■ Short problem ■
Filter for the word "цветёт" and keep each matching line.

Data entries
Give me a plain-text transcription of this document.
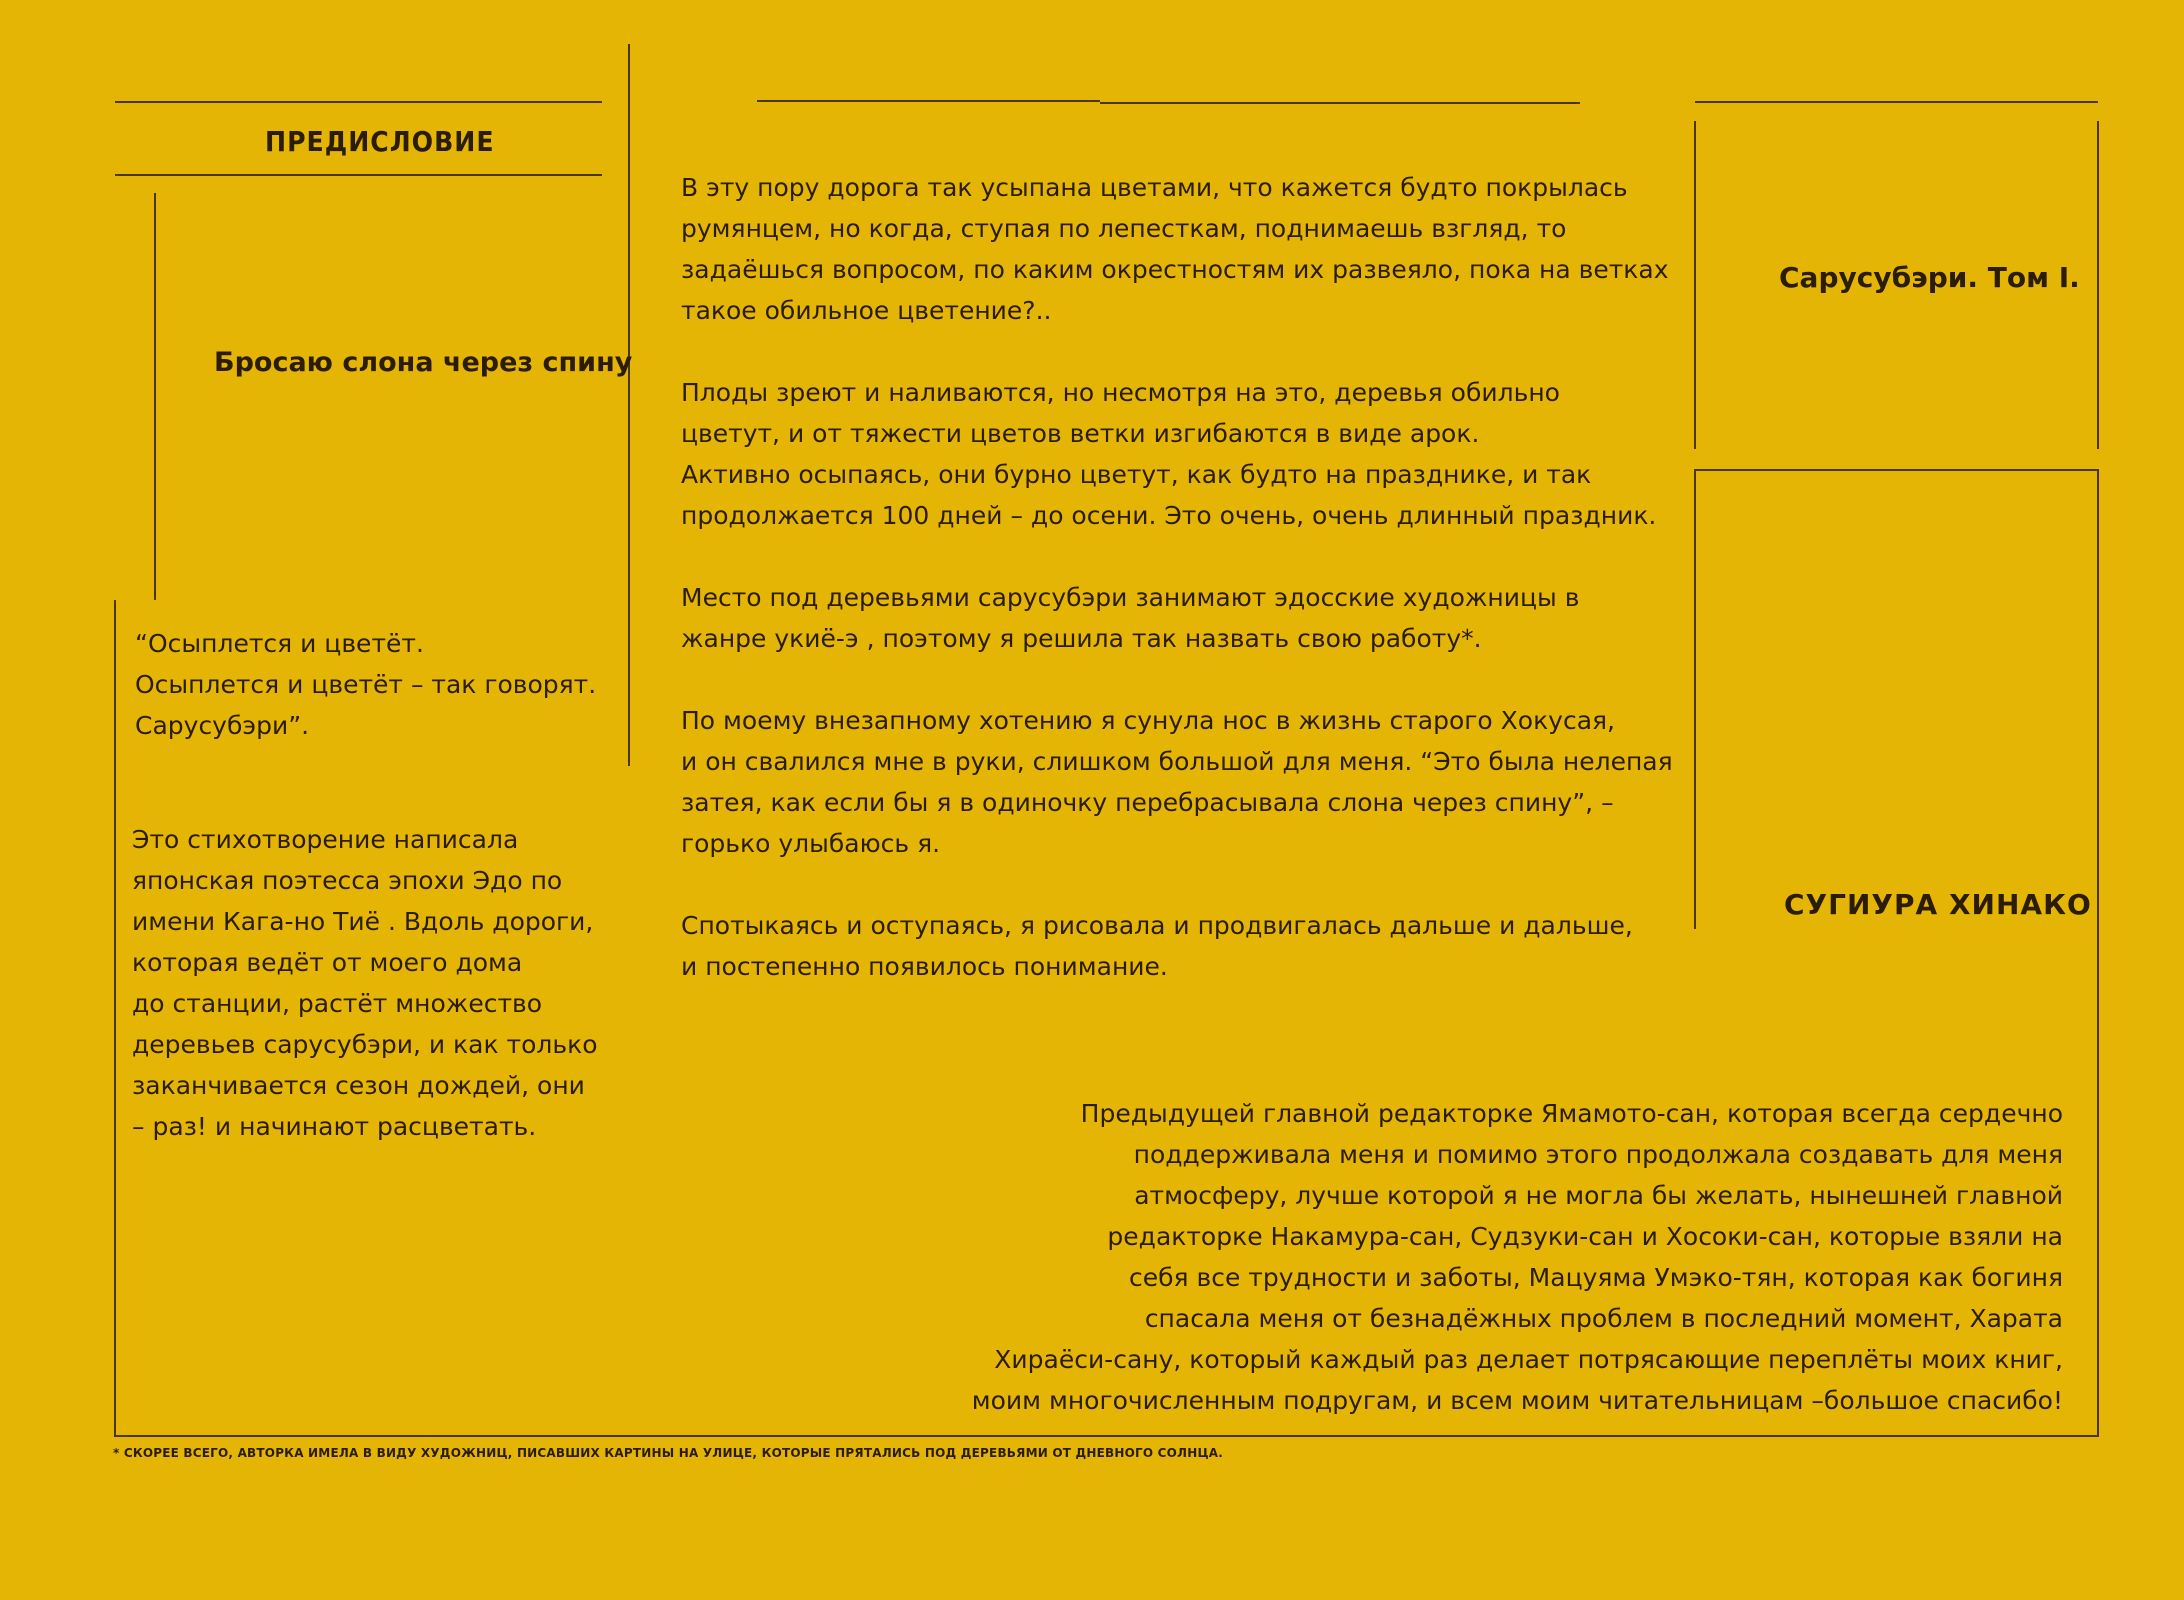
ПРЕДИСЛОВИЕ
Бросаю слона через спину
“Осыплется и цветёт.
Осыплется и цветёт – так говорят.
Сарусубэри”.
Это стихотворение написала
японская поэтесса эпохи Эдо по
имени Кага-но Тиё . Вдоль дороги,
которая ведёт от моего дома
до станции, растёт множество
деревьев сарусубэри, и как только
заканчивается сезон дождей, они
– раз! и начинают расцветать.
В эту пору дорога так усыпана цветами, что кажется будто покрылась
румянцем, но когда, ступая по лепесткам, поднимаешь взгляд, то
задаёшься вопросом, по каким окрестностям их развеяло, пока на ветках
такое обильное цветение?..
Плоды зреют и наливаются, но несмотря на это, деревья обильно
цветут, и от тяжести цветов ветки изгибаются в виде арок.
Активно осыпаясь, они бурно цветут, как будто на празднике, и так
продолжается 100 дней – до осени. Это очень, очень длинный праздник.
Место под деревьями сарусубэри занимают эдосские художницы в
жанре укиё-э , поэтому я решила так назвать свою работу*.
По моему внезапному хотению я сунула нос в жизнь старого Хокусая,
и он свалился мне в руки, слишком большой для меня. “Это была нелепая
затея, как если бы я в одиночку перебрасывала слона через спину”, –
горько улыбаюсь я.
Спотыкаясь и оступаясь, я рисовала и продвигалась дальше и дальше,
и постепенно появилось понимание.
Сарусубэри. Том I.
СУГИУРА ХИНАКО
Предыдущей главной редакторке Ямамото-сан, которая всегда сердечно
поддерживала меня и помимо этого продолжала создавать для меня
атмосферу, лучше которой я не могла бы желать, нынешней главной
редакторке Накамура-сан, Судзуки-сан и Хосоки-сан, которые взяли на
себя все трудности и заботы, Мацуяма Умэко-тян, которая как богиня
спасала меня от безнадёжных проблем в последний момент, Харата
Хираёси-сану, который каждый раз делает потрясающие переплёты моих книг,
моим многочисленным подругам, и всем моим читательницам –большое спасибо!
* СКОРЕЕ ВСЕГО, АВТОРКА ИМЕЛА В ВИДУ ХУДОЖНИЦ, ПИСАВШИХ КАРТИНЫ НА УЛИЦЕ, КОТОРЫЕ ПРЯТАЛИСЬ ПОД ДЕРЕВЬЯМИ ОТ ДНЕВНОГО СОЛНЦА.
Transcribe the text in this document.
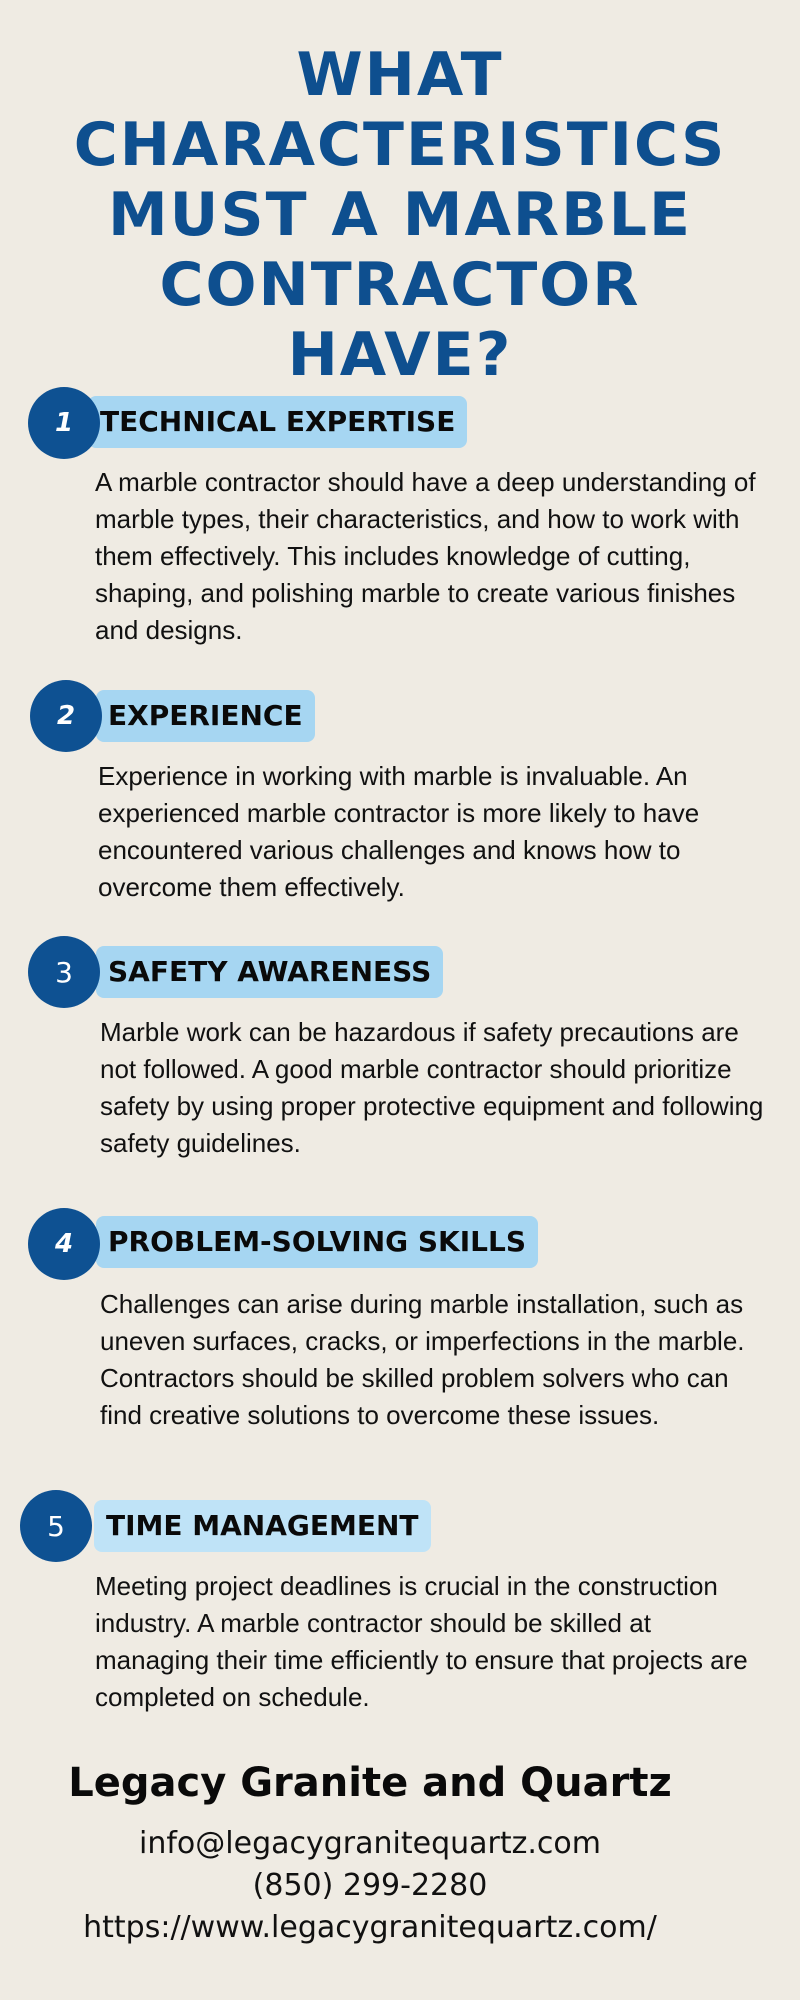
WHAT
CHARACTERISTICS
MUST A MARBLE
CONTRACTOR HAVE?
1 TECHNICAL EXPERTISE

A marble contractor should have a deep understanding of marble types, their characteristics, and how to work with them effectively. This includes knowledge of cutting, shaping, and polishing marble to create various finishes and designs.

2	EXPERIENCE

Experience in working with marble is invaluable. An experienced marble contractor is more likely to have encountered various challenges and knows how to overcome them effectively.

3	SAFETY AWARENESS

Marble work can be hazardous if safety precautions are not followed. A good marble contractor should prioritize safety by using proper protective equipment and following safety guidelines.

4	PROBLEM-SOLVING SKILLS

Challenges can arise during marble installation, such as uneven surfaces, cracks, or imperfections in the marble. Contractors should be skilled problem solvers who can find creative solutions to overcome these issues.

5	TIME MANAGEMENT

Meeting project deadlines is crucial in the construction industry. A marble contractor should be skilled at managing their time efficiently to ensure that projects are completed on schedule.

Legacy Granite and Quartz
info@legacygranitequartz.com
(850) 299-2280
https://www.legacygranitequartz.com/
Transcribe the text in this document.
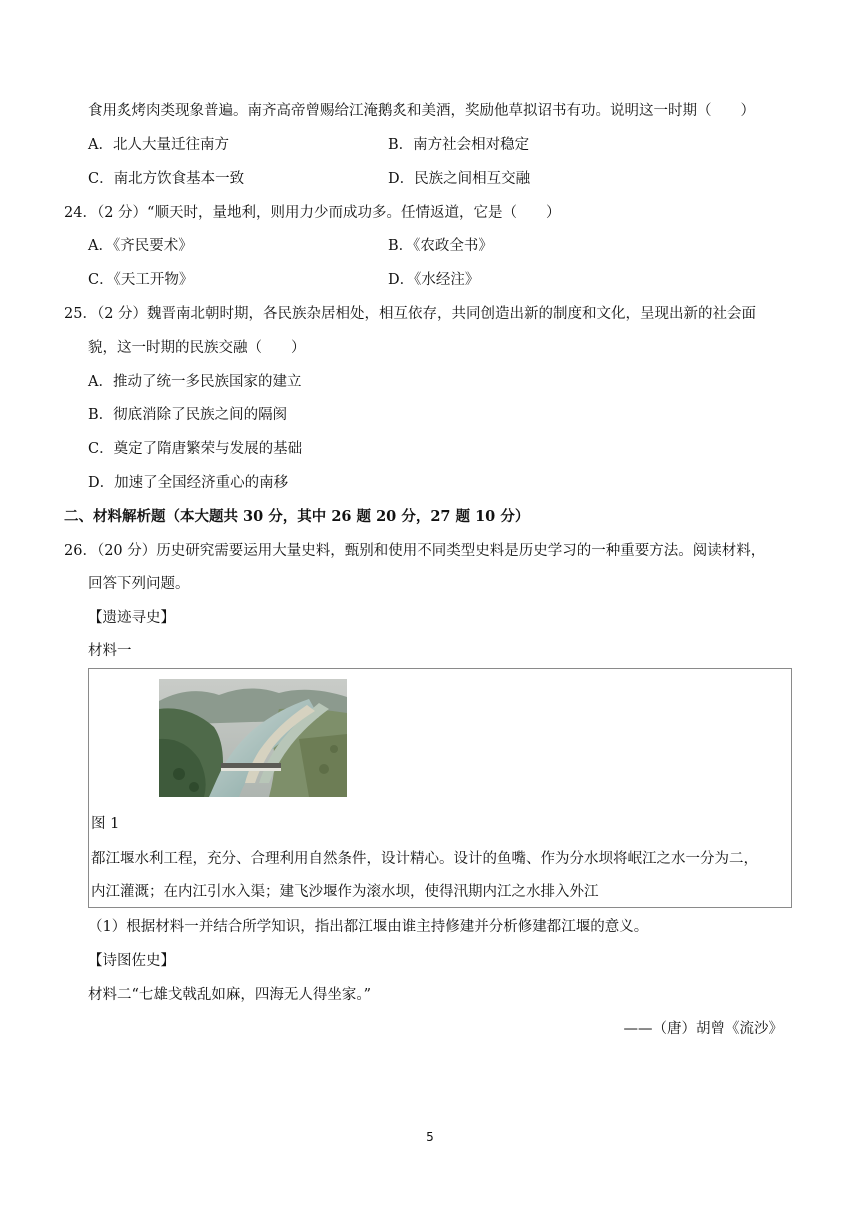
食用炙烤肉类现象普遍。南齐高帝曾赐给江淹鹅炙和美酒，奖励他草拟诏书有功。说明这一时期（　　）
A．北人大量迁往南方	B．南方社会相对稳定
C．南北方饮食基本一致	D．民族之间相互交融
24．（2 分）“顺天时，量地利，则用力少而成功多。任情返道，它是（　　）
A．《齐民要术》	B．《农政全书》
C．《天工开物》	D．《水经注》
25．（2 分）魏晋南北朝时期，各民族杂居相处，相互依存，共同创造出新的制度和文化，呈现出新的社会面
貌，这一时期的民族交融（　　）
A．推动了统一多民族国家的建立
B．彻底消除了民族之间的隔阂
C．奠定了隋唐繁荣与发展的基础
D．加速了全国经济重心的南移
二、材料解析题（本大题共 30 分，其中 26 题 20 分，27 题 10 分）
26．（20 分）历史研究需要运用大量史料，甄别和使用不同类型史料是历史学习的一种重要方法。阅读材料，
回答下列问题。
【遗迹寻史】
材料一
图 1
都江堰水利工程，充分、合理利用自然条件，设计精心。设计的鱼嘴、作为分水坝将岷江之水一分为二，
内江灌溉；在内江引水入渠；建飞沙堰作为滚水坝，使得汛期内江之水排入外江
（1）根据材料一并结合所学知识，指出都江堰由谁主持修建并分析修建都江堰的意义。
【诗图佐史】
材料二“七雄戈戟乱如麻，四海无人得坐家。”
——（唐）胡曾《流沙》
5
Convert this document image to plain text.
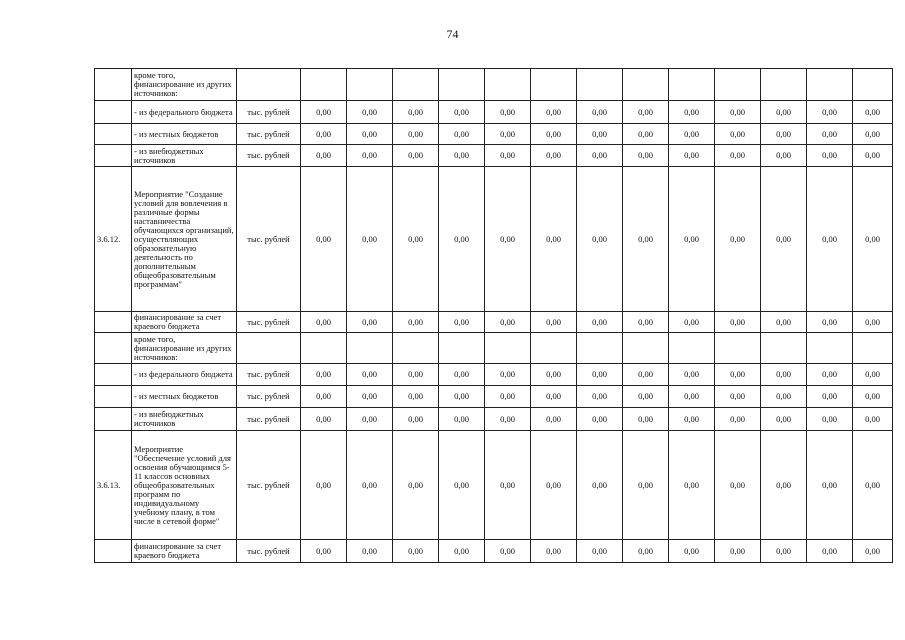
74
	кроме того, финансирование из других источников:														
	- из федерального бюджета	тыс. рублей	0,00	0,00	0,00	0,00	0,00	0,00	0,00	0,00	0,00	0,00	0,00	0,00	0,00
	- из местных бюджетов	тыс. рублей	0,00	0,00	0,00	0,00	0,00	0,00	0,00	0,00	0,00	0,00	0,00	0,00	0,00
	- из внебюджетных источников	тыс. рублей	0,00	0,00	0,00	0,00	0,00	0,00	0,00	0,00	0,00	0,00	0,00	0,00	0,00
3.6.12.	Мероприятие "Создание условий для вовлечения в различные формы наставничества обучающихся организаций, осуществляющих образовательную деятельность по дополнительным общеобразовательным программам"	тыс. рублей	0,00	0,00	0,00	0,00	0,00	0,00	0,00	0,00	0,00	0,00	0,00	0,00	0,00
	финансирование за счет краевого бюджета	тыс. рублей	0,00	0,00	0,00	0,00	0,00	0,00	0,00	0,00	0,00	0,00	0,00	0,00	0,00
	кроме того, финансирование из других источников:														
	- из федерального бюджета	тыс. рублей	0,00	0,00	0,00	0,00	0,00	0,00	0,00	0,00	0,00	0,00	0,00	0,00	0,00
	- из местных бюджетов	тыс. рублей	0,00	0,00	0,00	0,00	0,00	0,00	0,00	0,00	0,00	0,00	0,00	0,00	0,00
	- из внебюджетных источников	тыс. рублей	0,00	0,00	0,00	0,00	0,00	0,00	0,00	0,00	0,00	0,00	0,00	0,00	0,00
3.6.13.	Мероприятие "Обеспечение условий для освоения обучающимся 5-11 классов основных общеобразовательных программ по индивидуальному учебному плану, в том числе в сетевой форме"	тыс. рублей	0,00	0,00	0,00	0,00	0,00	0,00	0,00	0,00	0,00	0,00	0,00	0,00	0,00
	финансирование за счет краевого бюджета	тыс. рублей	0,00	0,00	0,00	0,00	0,00	0,00	0,00	0,00	0,00	0,00	0,00	0,00	0,00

■ Completed exercise ■
“Осыплется и цветёт.
Осыплется и цветёт – так говорят.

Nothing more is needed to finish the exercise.